Figure collection entries

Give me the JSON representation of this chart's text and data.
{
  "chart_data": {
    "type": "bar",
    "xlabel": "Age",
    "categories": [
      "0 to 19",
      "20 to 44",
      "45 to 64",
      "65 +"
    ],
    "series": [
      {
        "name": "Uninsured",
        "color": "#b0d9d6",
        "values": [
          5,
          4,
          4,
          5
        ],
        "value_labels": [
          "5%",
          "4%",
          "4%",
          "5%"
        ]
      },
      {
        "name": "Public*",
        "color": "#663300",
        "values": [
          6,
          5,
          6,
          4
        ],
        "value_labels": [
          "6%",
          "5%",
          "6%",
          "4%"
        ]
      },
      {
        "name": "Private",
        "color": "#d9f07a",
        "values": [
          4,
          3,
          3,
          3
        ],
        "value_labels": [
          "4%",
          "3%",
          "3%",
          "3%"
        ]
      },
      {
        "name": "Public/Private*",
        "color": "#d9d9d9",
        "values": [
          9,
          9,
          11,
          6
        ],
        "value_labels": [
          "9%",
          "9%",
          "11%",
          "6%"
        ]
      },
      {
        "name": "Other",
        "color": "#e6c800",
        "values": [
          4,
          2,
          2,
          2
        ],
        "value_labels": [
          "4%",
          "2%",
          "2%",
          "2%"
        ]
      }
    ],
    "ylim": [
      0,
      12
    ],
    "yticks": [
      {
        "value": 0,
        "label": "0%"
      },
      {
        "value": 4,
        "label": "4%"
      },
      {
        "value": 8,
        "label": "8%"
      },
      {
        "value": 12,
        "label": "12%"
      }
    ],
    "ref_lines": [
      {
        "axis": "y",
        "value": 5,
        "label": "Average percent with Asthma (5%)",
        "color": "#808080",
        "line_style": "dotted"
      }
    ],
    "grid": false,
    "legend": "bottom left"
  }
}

Short task
From the data above, extract every line in its exact form.

Complete response
Give me the JSON representation of this chart's text and data.
{
  "chart_data": {
    "type": "bar",
    "xlabel": "Age",
    "categories": [
      "0 to 19",
      "20 to 44",
      "45 to 64",
      "65 +"
    ],
    "series": [
      {
        "name": "Uninsured",
        "color": "#b0d9d6",
        "values": [
          5,
          4,
          4,
          5
        ],
        "value_labels": [
          "5%",
          "4%",
          "4%",
          "5%"
        ]
      },
      {
        "name": "Public*",
        "color": "#663300",
        "values": [
          6,
          5,
          6,
          4
        ],
        "value_labels": [
          "6%",
          "5%",
          "6%",
          "4%"
        ]
      },
      {
        "name": "Private",
        "color": "#d9f07a",
        "values": [
          4,
          3,
          3,
          3
        ],
        "value_labels": [
          "4%",
          "3%",
          "3%",
          "3%"
        ]
      },
      {
        "name": "Public/Private*",
        "color": "#d9d9d9",
        "values": [
          9,
          9,
          11,
          6
        ],
        "value_labels": [
          "9%",
          "9%",
          "11%",
          "6%"
        ]
      },
      {
        "name": "Other",
        "color": "#e6c800",
        "values": [
          4,
          2,
          2,
          2
        ],
        "value_labels": [
          "4%",
          "2%",
          "2%",
          "2%"
        ]
      }
    ],
    "ylim": [
      0,
      12
    ],
    "yticks": [
      {
        "value": 0,
        "label": "0%"
      },
      {
        "value": 4,
        "label": "4%"
      },
      {
        "value": 8,
        "label": "8%"
      },
      {
        "value": 12,
        "label": "12%"
      }
    ],
    "ref_lines": [
      {
        "axis": "y",
        "value": 5,
        "label": "Average percent with Asthma (5%)",
        "color": "#808080",
        "line_style": "dotted"
      }
    ],
    "grid": false,
    "legend": "bottom left"
  }
}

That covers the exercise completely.